_GIVEN EXERCISE_. Whenever a line contains the string "JSON", copy it out of the entries.

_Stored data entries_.
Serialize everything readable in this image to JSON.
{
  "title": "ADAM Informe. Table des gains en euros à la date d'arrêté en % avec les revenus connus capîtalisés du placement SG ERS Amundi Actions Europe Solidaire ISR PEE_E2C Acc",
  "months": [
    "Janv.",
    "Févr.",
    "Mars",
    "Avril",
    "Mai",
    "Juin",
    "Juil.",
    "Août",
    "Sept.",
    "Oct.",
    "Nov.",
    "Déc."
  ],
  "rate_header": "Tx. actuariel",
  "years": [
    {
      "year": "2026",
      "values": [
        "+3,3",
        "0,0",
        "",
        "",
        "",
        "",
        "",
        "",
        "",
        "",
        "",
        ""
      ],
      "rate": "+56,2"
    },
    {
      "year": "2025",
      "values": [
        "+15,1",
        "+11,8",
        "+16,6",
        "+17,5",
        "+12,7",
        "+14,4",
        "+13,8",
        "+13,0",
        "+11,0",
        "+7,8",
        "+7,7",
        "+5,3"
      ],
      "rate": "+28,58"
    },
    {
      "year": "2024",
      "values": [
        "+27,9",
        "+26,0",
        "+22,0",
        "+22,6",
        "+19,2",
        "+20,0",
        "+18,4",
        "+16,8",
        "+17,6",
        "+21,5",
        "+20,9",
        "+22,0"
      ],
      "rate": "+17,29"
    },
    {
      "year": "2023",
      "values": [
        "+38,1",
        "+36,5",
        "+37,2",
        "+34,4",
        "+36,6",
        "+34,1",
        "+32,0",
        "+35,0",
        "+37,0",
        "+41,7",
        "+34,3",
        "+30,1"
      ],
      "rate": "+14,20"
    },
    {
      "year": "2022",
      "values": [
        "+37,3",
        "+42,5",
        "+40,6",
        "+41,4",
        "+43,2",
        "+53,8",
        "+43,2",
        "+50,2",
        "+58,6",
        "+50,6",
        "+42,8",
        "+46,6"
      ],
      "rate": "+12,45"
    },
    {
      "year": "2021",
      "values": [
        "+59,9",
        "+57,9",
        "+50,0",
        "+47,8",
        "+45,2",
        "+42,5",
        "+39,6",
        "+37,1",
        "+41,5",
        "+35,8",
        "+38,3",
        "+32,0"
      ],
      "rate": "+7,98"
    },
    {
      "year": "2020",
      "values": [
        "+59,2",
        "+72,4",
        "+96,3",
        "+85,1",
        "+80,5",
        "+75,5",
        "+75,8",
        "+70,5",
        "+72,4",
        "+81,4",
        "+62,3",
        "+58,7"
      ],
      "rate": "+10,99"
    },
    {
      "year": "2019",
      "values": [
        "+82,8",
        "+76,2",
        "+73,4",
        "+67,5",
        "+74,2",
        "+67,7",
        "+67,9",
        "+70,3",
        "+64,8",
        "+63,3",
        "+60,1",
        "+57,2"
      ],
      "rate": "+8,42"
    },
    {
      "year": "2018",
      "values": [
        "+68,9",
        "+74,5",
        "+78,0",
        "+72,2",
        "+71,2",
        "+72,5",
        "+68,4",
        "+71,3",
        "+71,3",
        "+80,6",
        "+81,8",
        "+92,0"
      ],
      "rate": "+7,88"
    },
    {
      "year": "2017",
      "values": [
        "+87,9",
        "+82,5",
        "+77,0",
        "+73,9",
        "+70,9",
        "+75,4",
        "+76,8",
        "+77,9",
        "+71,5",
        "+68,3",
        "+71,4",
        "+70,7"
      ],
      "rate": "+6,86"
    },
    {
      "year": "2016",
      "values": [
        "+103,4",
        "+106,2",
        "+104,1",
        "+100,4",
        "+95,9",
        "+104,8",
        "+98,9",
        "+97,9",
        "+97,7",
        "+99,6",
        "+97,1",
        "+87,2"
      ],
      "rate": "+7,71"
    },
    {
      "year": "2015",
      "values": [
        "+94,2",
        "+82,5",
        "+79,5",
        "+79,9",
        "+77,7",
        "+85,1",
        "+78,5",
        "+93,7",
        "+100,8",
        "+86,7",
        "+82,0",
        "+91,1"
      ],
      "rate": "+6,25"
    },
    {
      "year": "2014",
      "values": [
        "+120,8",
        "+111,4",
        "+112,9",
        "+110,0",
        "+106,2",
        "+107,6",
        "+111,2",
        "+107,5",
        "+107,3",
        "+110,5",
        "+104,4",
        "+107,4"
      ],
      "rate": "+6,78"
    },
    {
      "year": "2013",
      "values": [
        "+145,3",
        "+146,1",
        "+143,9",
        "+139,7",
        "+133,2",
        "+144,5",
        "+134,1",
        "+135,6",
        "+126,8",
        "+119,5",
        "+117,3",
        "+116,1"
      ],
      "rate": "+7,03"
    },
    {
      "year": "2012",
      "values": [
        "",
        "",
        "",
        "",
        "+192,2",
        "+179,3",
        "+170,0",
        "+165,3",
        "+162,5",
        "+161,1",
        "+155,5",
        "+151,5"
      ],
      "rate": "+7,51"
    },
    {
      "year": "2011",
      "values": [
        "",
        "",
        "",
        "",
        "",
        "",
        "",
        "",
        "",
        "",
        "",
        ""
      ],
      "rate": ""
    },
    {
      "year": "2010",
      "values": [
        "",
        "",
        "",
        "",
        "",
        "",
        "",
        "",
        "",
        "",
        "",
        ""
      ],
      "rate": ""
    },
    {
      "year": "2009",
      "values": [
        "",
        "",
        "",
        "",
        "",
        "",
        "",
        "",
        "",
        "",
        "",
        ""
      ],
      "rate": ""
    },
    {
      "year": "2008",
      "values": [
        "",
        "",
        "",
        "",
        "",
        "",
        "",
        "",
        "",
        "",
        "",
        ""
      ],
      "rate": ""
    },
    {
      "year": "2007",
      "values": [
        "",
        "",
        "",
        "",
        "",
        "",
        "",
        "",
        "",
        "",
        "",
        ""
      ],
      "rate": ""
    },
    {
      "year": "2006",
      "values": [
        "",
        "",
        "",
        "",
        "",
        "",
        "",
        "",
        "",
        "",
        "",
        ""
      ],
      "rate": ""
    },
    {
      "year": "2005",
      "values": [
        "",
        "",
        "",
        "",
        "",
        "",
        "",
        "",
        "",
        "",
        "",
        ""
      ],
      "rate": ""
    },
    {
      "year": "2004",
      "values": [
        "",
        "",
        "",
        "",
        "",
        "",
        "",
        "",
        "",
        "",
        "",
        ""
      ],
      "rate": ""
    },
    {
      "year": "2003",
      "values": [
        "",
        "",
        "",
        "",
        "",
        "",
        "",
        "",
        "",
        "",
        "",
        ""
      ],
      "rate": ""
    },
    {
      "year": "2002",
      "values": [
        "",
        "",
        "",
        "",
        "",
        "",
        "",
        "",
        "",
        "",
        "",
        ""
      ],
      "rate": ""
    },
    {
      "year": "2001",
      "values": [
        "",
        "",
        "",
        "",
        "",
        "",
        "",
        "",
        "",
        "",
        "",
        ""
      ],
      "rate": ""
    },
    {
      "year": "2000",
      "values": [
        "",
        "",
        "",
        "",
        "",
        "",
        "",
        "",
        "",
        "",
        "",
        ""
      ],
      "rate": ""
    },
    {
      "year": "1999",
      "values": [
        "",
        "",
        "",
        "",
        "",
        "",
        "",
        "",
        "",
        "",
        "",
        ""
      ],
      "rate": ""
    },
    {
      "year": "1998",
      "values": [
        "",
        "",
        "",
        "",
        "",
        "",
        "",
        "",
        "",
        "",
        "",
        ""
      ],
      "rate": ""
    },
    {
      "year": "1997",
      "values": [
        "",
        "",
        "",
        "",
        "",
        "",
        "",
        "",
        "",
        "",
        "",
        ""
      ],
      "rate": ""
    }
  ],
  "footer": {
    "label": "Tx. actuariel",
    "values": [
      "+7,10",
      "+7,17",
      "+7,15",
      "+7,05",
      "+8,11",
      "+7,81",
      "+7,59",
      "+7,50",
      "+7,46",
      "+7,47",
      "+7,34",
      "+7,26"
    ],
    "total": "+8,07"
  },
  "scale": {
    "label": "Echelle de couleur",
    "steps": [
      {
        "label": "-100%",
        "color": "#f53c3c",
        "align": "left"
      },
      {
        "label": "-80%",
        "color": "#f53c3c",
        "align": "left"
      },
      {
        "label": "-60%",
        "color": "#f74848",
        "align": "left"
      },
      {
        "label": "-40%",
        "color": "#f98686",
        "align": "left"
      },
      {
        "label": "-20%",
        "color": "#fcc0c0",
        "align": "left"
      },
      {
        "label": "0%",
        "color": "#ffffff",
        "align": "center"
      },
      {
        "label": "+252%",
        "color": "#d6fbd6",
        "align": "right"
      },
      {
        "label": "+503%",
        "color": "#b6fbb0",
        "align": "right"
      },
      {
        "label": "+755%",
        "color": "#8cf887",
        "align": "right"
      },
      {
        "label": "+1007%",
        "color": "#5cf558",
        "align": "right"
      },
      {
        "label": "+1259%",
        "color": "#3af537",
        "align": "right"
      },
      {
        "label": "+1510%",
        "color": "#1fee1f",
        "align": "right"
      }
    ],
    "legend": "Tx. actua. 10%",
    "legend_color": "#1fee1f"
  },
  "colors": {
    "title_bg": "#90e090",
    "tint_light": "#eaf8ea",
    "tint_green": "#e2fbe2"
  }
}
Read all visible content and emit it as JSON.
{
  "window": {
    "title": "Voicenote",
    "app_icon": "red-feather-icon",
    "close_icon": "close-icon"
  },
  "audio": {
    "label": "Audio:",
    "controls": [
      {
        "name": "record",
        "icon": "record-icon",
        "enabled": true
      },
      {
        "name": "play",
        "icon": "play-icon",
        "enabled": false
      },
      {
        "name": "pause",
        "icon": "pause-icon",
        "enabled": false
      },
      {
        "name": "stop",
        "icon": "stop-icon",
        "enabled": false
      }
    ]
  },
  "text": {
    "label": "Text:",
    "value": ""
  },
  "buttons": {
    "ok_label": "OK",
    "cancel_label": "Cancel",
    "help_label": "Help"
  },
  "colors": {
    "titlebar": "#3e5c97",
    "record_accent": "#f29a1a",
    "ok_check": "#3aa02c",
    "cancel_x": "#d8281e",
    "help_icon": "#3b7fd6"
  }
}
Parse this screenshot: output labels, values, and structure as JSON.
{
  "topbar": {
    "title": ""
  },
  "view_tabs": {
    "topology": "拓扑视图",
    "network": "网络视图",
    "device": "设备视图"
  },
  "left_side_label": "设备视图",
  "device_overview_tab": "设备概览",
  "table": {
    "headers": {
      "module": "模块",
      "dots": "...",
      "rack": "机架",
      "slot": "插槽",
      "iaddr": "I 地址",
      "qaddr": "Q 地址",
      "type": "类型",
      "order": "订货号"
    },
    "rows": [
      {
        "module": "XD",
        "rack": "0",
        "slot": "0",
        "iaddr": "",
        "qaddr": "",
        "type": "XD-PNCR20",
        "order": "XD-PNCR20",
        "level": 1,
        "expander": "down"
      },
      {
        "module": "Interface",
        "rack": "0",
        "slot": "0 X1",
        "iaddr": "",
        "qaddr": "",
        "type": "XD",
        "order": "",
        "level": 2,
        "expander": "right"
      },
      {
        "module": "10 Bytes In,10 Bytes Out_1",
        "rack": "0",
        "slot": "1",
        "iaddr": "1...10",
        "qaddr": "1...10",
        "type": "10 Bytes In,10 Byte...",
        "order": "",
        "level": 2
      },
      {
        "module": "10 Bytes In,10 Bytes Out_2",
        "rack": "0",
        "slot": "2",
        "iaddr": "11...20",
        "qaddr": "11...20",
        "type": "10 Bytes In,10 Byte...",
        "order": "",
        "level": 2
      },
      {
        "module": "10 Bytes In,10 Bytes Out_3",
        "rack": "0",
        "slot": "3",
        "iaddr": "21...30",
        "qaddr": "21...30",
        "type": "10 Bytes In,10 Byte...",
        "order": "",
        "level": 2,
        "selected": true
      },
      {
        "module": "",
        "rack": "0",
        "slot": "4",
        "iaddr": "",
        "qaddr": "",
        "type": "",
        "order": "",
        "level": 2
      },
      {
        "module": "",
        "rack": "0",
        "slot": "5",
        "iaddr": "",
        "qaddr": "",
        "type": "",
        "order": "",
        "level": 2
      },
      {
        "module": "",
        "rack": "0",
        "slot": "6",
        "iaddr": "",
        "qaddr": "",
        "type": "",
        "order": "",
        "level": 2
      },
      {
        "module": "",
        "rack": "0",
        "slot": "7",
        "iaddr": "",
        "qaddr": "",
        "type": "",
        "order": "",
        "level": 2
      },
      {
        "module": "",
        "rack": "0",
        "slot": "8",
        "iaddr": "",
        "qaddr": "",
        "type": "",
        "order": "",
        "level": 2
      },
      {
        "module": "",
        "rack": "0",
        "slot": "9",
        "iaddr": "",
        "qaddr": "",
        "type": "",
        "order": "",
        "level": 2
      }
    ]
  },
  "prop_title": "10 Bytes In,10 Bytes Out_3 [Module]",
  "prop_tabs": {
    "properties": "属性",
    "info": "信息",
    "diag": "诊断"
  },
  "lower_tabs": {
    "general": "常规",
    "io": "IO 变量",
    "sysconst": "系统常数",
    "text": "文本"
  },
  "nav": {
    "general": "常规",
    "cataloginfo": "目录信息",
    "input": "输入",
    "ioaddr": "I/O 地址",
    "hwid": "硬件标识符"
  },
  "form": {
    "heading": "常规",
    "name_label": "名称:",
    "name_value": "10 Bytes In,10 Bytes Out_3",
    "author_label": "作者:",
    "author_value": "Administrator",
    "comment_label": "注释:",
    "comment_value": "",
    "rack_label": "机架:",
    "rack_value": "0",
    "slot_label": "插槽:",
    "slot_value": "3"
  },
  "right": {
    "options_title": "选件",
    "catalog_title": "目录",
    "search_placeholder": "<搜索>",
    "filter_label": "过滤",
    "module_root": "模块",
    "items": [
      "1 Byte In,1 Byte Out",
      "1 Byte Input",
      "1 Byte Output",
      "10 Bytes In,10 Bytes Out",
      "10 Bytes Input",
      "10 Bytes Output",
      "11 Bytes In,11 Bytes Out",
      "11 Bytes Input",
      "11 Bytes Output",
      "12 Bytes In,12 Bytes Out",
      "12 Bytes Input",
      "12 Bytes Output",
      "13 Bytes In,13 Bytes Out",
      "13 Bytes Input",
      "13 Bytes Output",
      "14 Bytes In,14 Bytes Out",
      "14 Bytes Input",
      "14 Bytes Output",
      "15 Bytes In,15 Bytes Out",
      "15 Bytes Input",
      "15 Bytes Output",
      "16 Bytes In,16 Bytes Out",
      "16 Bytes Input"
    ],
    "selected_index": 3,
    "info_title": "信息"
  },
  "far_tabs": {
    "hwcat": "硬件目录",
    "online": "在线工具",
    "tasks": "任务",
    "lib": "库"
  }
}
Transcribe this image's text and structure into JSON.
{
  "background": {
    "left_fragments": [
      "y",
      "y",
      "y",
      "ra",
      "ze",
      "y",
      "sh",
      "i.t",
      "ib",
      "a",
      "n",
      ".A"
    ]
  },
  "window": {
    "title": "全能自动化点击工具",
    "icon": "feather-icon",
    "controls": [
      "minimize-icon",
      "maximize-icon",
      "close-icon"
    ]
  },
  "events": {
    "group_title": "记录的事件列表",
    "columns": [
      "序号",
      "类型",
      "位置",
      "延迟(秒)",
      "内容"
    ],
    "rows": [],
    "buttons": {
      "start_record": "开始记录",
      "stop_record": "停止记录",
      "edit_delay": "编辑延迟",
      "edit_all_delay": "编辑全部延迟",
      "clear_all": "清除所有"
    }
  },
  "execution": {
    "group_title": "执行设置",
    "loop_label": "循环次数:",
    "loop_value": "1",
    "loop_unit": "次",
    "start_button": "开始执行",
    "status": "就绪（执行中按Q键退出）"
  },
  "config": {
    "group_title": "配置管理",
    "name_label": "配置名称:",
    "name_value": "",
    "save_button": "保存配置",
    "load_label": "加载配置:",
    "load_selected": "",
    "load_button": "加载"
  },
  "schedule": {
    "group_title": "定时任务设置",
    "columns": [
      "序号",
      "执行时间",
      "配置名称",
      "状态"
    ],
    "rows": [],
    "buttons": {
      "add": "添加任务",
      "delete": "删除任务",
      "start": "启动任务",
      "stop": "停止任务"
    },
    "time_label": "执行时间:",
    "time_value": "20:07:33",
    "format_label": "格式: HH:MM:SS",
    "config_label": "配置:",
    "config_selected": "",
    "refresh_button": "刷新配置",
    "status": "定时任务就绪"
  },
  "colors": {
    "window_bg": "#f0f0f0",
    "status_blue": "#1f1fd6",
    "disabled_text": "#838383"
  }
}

_SOLUTION TO THIS PROBLEM_.
Serialize everything readable in this image to JSON.
Read all visible content and emit it as JSON.
Parse this screenshot: output labels, values, and structure as JSON.
Transcribe this image's text and structure into JSON.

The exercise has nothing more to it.